- **Entries shown**
----

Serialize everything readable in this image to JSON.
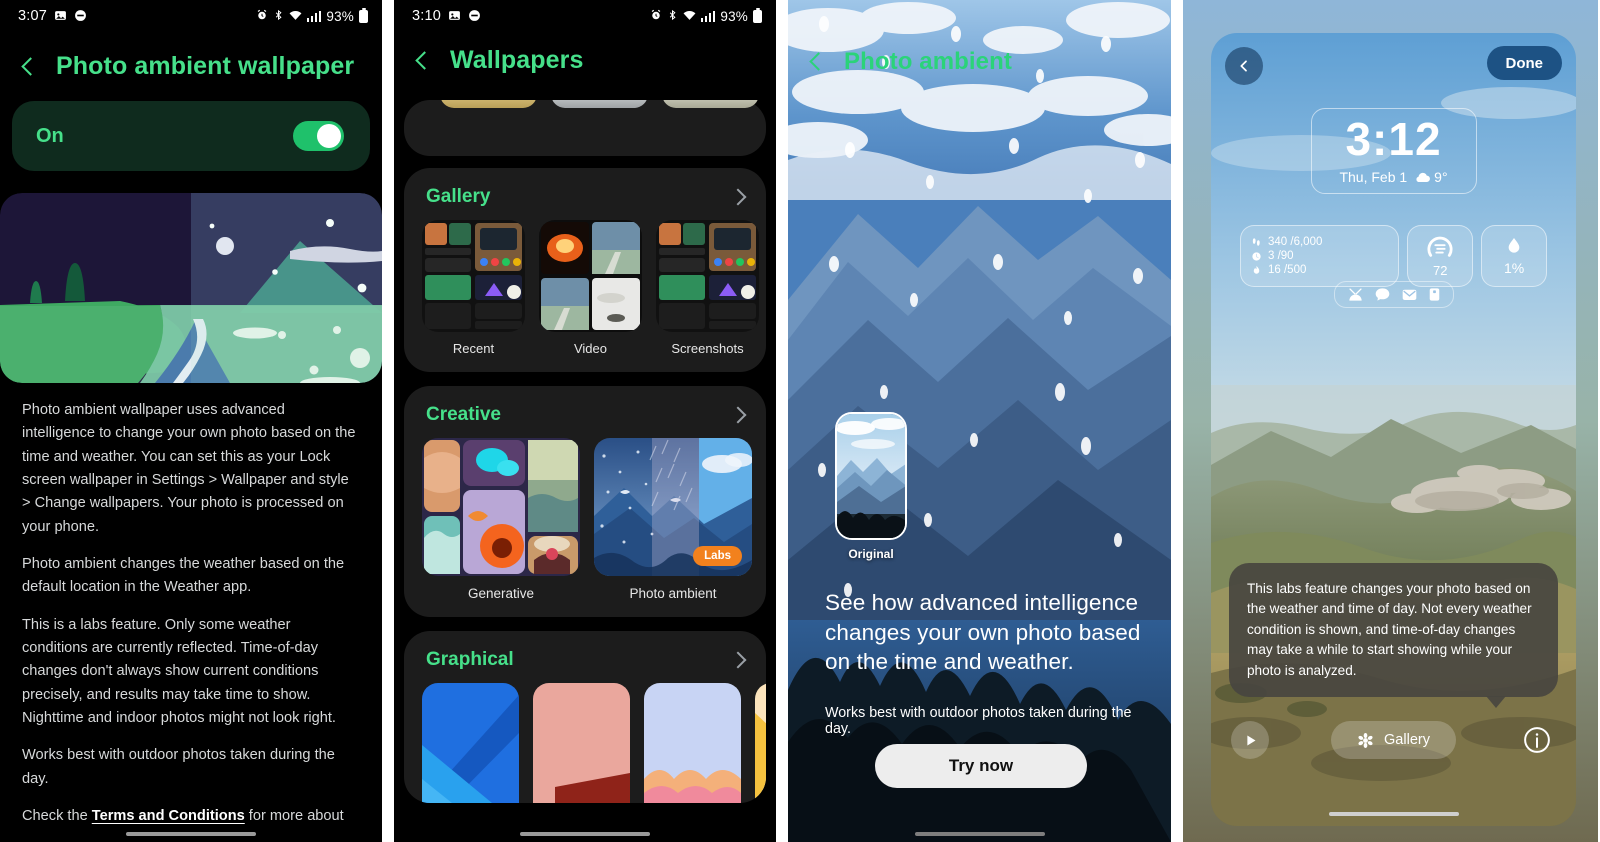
{
  "panel1": {
    "status": {
      "time": "3:07",
      "battery": "93%",
      "icons": [
        "image-icon",
        "dnd-icon",
        "alarm-icon",
        "bluetooth-icon",
        "wifi-icon",
        "signal-icon",
        "battery-icon"
      ]
    },
    "title": "Photo ambient wallpaper",
    "toggle": {
      "label": "On",
      "state": "on"
    },
    "paragraphs": [
      "Photo ambient wallpaper uses advanced intelligence to change your own photo based on the time and weather. You can set this as your Lock screen wallpaper in Settings > Wallpaper and style > Change wallpapers. Your photo is processed on your phone.",
      "Photo ambient changes the weather based on the default location in the Weather app.",
      "This is a labs feature. Only some weather conditions are currently reflected. Time-of-day changes don't always show current conditions precisely, and results may take time to show. Nighttime and indoor photos might not look right.",
      "Works best with outdoor photos taken during the day."
    ],
    "last_line_prefix": "Check the ",
    "terms_link": "Terms and Conditions",
    "last_line_suffix": " for more about"
  },
  "panel2": {
    "status": {
      "time": "3:10",
      "battery": "93%"
    },
    "title": "Wallpapers",
    "sections": [
      {
        "title": "Gallery",
        "items": [
          {
            "label": "Recent"
          },
          {
            "label": "Video"
          },
          {
            "label": "Screenshots"
          }
        ]
      },
      {
        "title": "Creative",
        "items": [
          {
            "label": "Generative",
            "badge": ""
          },
          {
            "label": "Photo ambient",
            "badge": "Labs"
          }
        ]
      },
      {
        "title": "Graphical",
        "items": []
      }
    ]
  },
  "panel3": {
    "title": "Photo ambient",
    "original_label": "Original",
    "headline": "See how advanced intelligence changes your own photo based on the time and weather.",
    "subtext": "Works best with outdoor photos taken during the day.",
    "cta": "Try now"
  },
  "panel4": {
    "done_label": "Done",
    "clock": {
      "time": "3:12",
      "date": "Thu, Feb 1",
      "temp": "9°"
    },
    "widgets": {
      "fitness": [
        {
          "icon": "steps-icon",
          "value": "340 /6,000"
        },
        {
          "icon": "time-icon",
          "value": "3 /90"
        },
        {
          "icon": "calories-icon",
          "value": "16 /500"
        }
      ],
      "gauge": {
        "icon": "air-quality-icon",
        "value": "72"
      },
      "humidity": {
        "icon": "droplet-icon",
        "value": "1%"
      }
    },
    "shortcut_icons": [
      "contacts-icon",
      "chat-icon",
      "mail-icon",
      "phone-icon"
    ],
    "tooltip": "This labs feature changes your photo based on the weather and time of day. Not every weather condition is shown, and time-of-day changes may take a while to start showing while your photo is analyzed.",
    "bottom": {
      "play_label": "play-icon",
      "gallery_label": "Gallery",
      "gallery_icon": "asterisk-icon",
      "info_label": "info-icon"
    }
  },
  "colors": {
    "accent_green": "#46e08a",
    "toggle_green": "#1fc16b",
    "labs_orange": "#f2811d",
    "dark_card": "#1c1c1c",
    "done_blue": "#1d5284"
  }
}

----

- **Task**
Reproduce the whole listing above word for word, but not its pictures.

- **Output for this task**
Serialize everything readable in this image to JSON.
{
  "panel1": {
    "status": {
      "time": "3:07",
      "battery": "93%",
      "icons": [
        "image-icon",
        "dnd-icon",
        "alarm-icon",
        "bluetooth-icon",
        "wifi-icon",
        "signal-icon",
        "battery-icon"
      ]
    },
    "title": "Photo ambient wallpaper",
    "toggle": {
      "label": "On",
      "state": "on"
    },
    "paragraphs": [
      "Photo ambient wallpaper uses advanced intelligence to change your own photo based on the time and weather. You can set this as your Lock screen wallpaper in Settings > Wallpaper and style > Change wallpapers. Your photo is processed on your phone.",
      "Photo ambient changes the weather based on the default location in the Weather app.",
      "This is a labs feature. Only some weather conditions are currently reflected. Time-of-day changes don't always show current conditions precisely, and results may take time to show. Nighttime and indoor photos might not look right.",
      "Works best with outdoor photos taken during the day."
    ],
    "last_line_prefix": "Check the ",
    "terms_link": "Terms and Conditions",
    "last_line_suffix": " for more about"
  },
  "panel2": {
    "status": {
      "time": "3:10",
      "battery": "93%"
    },
    "title": "Wallpapers",
    "sections": [
      {
        "title": "Gallery",
        "items": [
          {
            "label": "Recent"
          },
          {
            "label": "Video"
          },
          {
            "label": "Screenshots"
          }
        ]
      },
      {
        "title": "Creative",
        "items": [
          {
            "label": "Generative",
            "badge": ""
          },
          {
            "label": "Photo ambient",
            "badge": "Labs"
          }
        ]
      },
      {
        "title": "Graphical",
        "items": []
      }
    ]
  },
  "panel3": {
    "title": "Photo ambient",
    "original_label": "Original",
    "headline": "See how advanced intelligence changes your own photo based on the time and weather.",
    "subtext": "Works best with outdoor photos taken during the day.",
    "cta": "Try now"
  },
  "panel4": {
    "done_label": "Done",
    "clock": {
      "time": "3:12",
      "date": "Thu, Feb 1",
      "temp": "9°"
    },
    "widgets": {
      "fitness": [
        {
          "icon": "steps-icon",
          "value": "340 /6,000"
        },
        {
          "icon": "time-icon",
          "value": "3 /90"
        },
        {
          "icon": "calories-icon",
          "value": "16 /500"
        }
      ],
      "gauge": {
        "icon": "air-quality-icon",
        "value": "72"
      },
      "humidity": {
        "icon": "droplet-icon",
        "value": "1%"
      }
    },
    "shortcut_icons": [
      "contacts-icon",
      "chat-icon",
      "mail-icon",
      "phone-icon"
    ],
    "tooltip": "This labs feature changes your photo based on the weather and time of day. Not every weather condition is shown, and time-of-day changes may take a while to start showing while your photo is analyzed.",
    "bottom": {
      "play_label": "play-icon",
      "gallery_label": "Gallery",
      "gallery_icon": "asterisk-icon",
      "info_label": "info-icon"
    }
  },
  "colors": {
    "accent_green": "#46e08a",
    "toggle_green": "#1fc16b",
    "labs_orange": "#f2811d",
    "dark_card": "#1c1c1c",
    "done_blue": "#1d5284"
  }
}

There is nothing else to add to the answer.